■ **WHAT THE TASK REQUIRES**: Reproduce the material below word for word, from the line containing "Itemize the components" through the line containing "footnote-mark: ※ (22, 590, 35, 608)", both lines included. Leave the pictures out of your copy.

***** MATERIAL FOR THIS EXERCISE *****

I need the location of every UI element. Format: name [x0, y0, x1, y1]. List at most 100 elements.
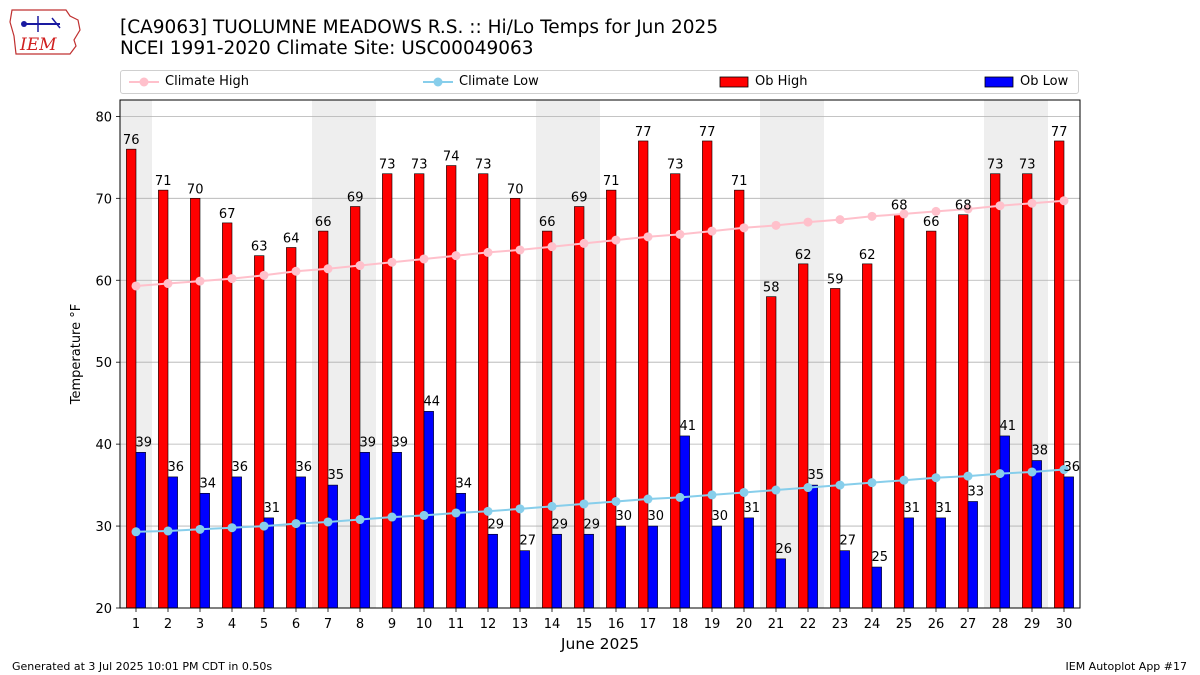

*****
***** MATERIAL FOR THIS EXERCISE *****

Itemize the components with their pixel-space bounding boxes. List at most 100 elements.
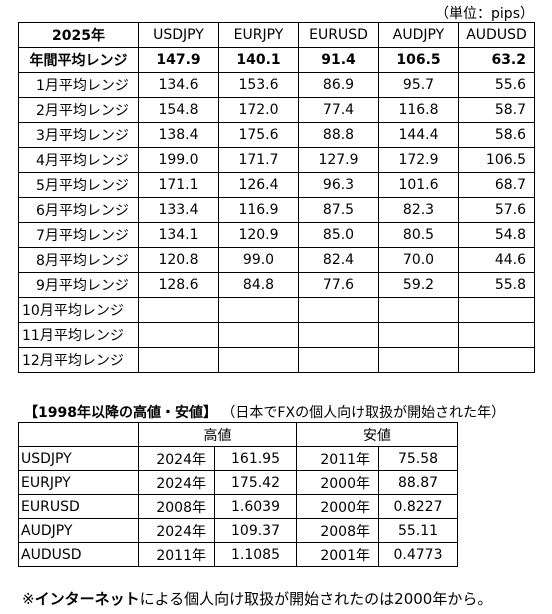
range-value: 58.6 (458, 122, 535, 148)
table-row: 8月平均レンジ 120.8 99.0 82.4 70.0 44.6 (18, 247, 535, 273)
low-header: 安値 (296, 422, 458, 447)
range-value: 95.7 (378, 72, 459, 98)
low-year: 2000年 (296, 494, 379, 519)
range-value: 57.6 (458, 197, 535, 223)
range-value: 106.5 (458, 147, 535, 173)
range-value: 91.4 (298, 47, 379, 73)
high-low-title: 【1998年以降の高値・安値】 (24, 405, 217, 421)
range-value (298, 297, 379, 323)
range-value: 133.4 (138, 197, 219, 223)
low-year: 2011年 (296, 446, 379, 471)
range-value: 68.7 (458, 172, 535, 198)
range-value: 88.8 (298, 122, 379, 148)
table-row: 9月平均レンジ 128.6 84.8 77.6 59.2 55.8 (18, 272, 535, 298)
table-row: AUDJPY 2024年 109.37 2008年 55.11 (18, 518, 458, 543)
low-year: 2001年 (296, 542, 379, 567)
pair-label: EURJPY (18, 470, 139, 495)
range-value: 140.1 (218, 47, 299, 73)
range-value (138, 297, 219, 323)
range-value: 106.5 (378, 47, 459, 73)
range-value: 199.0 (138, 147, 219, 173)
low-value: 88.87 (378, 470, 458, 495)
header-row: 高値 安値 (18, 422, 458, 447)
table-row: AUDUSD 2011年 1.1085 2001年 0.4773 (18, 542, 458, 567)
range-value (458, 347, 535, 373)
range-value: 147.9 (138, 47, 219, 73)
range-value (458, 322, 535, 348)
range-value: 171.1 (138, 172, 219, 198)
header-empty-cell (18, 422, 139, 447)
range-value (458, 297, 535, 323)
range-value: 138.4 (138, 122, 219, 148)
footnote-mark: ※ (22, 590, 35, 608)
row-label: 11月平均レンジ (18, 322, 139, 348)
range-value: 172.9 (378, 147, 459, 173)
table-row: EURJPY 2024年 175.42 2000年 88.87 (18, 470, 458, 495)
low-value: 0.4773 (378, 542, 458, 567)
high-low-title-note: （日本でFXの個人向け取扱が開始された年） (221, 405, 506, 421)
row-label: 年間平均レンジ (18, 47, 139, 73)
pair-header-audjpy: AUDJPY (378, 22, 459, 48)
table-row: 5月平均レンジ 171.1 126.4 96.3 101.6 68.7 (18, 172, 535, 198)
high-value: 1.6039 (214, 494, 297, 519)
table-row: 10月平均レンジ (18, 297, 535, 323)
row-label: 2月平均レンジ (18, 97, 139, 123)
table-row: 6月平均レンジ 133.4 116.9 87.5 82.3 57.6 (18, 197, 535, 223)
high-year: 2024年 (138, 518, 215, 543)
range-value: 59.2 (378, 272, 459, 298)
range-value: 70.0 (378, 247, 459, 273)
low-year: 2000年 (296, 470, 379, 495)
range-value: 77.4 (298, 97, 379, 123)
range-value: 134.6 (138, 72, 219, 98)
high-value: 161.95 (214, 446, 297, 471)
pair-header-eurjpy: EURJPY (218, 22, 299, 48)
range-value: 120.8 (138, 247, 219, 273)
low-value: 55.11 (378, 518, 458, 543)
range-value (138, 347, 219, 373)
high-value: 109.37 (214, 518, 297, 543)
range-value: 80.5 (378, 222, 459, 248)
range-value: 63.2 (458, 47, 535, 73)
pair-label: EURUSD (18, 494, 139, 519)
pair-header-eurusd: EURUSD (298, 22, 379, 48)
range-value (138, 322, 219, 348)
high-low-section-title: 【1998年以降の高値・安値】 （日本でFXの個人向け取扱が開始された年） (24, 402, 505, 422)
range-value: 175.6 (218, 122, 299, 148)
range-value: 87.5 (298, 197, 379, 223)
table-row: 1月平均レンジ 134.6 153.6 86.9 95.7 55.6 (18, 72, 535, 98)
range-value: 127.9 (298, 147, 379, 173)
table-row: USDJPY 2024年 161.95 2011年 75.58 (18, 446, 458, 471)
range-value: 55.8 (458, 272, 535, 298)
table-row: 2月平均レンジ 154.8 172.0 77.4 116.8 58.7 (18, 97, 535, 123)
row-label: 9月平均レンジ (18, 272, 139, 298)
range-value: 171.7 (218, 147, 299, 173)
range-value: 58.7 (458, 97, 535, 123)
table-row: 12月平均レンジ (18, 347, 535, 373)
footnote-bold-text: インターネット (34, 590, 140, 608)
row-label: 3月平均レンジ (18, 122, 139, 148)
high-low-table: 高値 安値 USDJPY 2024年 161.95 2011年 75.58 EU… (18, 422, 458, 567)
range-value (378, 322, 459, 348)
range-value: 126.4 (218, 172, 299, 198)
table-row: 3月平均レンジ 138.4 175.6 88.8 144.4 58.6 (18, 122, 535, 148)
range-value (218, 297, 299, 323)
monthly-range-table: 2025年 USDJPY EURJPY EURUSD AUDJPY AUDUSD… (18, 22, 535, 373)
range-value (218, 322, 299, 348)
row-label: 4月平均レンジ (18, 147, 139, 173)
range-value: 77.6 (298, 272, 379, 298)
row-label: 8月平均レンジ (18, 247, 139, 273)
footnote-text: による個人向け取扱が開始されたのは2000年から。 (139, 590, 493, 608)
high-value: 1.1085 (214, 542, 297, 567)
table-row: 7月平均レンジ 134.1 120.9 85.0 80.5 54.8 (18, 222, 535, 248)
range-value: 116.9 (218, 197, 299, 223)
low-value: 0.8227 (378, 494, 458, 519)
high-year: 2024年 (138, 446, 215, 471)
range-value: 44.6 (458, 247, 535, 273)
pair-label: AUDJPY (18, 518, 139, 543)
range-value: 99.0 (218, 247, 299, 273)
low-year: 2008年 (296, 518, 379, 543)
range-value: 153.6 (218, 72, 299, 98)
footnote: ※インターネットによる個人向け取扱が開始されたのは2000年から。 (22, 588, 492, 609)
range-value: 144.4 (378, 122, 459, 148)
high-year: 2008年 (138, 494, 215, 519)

*****

■ **FULL RESPONSE**:
Itemize the components with their pixel-space bounding boxes. List at most 100 elements.
range-value: 58.6 (458, 122, 535, 148)
table-row: 8月平均レンジ 120.8 99.0 82.4 70.0 44.6 (18, 247, 535, 273)
low-header: 安値 (296, 422, 458, 447)
range-value: 95.7 (378, 72, 459, 98)
low-year: 2000年 (296, 494, 379, 519)
range-value: 57.6 (458, 197, 535, 223)
range-value: 106.5 (458, 147, 535, 173)
range-value: 91.4 (298, 47, 379, 73)
high-low-title: 【1998年以降の高値・安値】 (24, 405, 217, 421)
range-value (298, 297, 379, 323)
range-value: 133.4 (138, 197, 219, 223)
low-year: 2011年 (296, 446, 379, 471)
range-value: 68.7 (458, 172, 535, 198)
range-value: 88.8 (298, 122, 379, 148)
table-row: 9月平均レンジ 128.6 84.8 77.6 59.2 55.8 (18, 272, 535, 298)
table-row: AUDJPY 2024年 109.37 2008年 55.11 (18, 518, 458, 543)
low-year: 2001年 (296, 542, 379, 567)
pair-label: EURJPY (18, 470, 139, 495)
range-value: 140.1 (218, 47, 299, 73)
range-value (138, 297, 219, 323)
range-value: 106.5 (378, 47, 459, 73)
range-value: 199.0 (138, 147, 219, 173)
low-value: 88.87 (378, 470, 458, 495)
header-row: 高値 安値 (18, 422, 458, 447)
table-row: AUDUSD 2011年 1.1085 2001年 0.4773 (18, 542, 458, 567)
range-value (458, 347, 535, 373)
range-value: 147.9 (138, 47, 219, 73)
range-value (458, 322, 535, 348)
range-value: 171.1 (138, 172, 219, 198)
header-empty-cell (18, 422, 139, 447)
range-value (458, 297, 535, 323)
range-value: 138.4 (138, 122, 219, 148)
footnote-mark: ※ (22, 590, 35, 608)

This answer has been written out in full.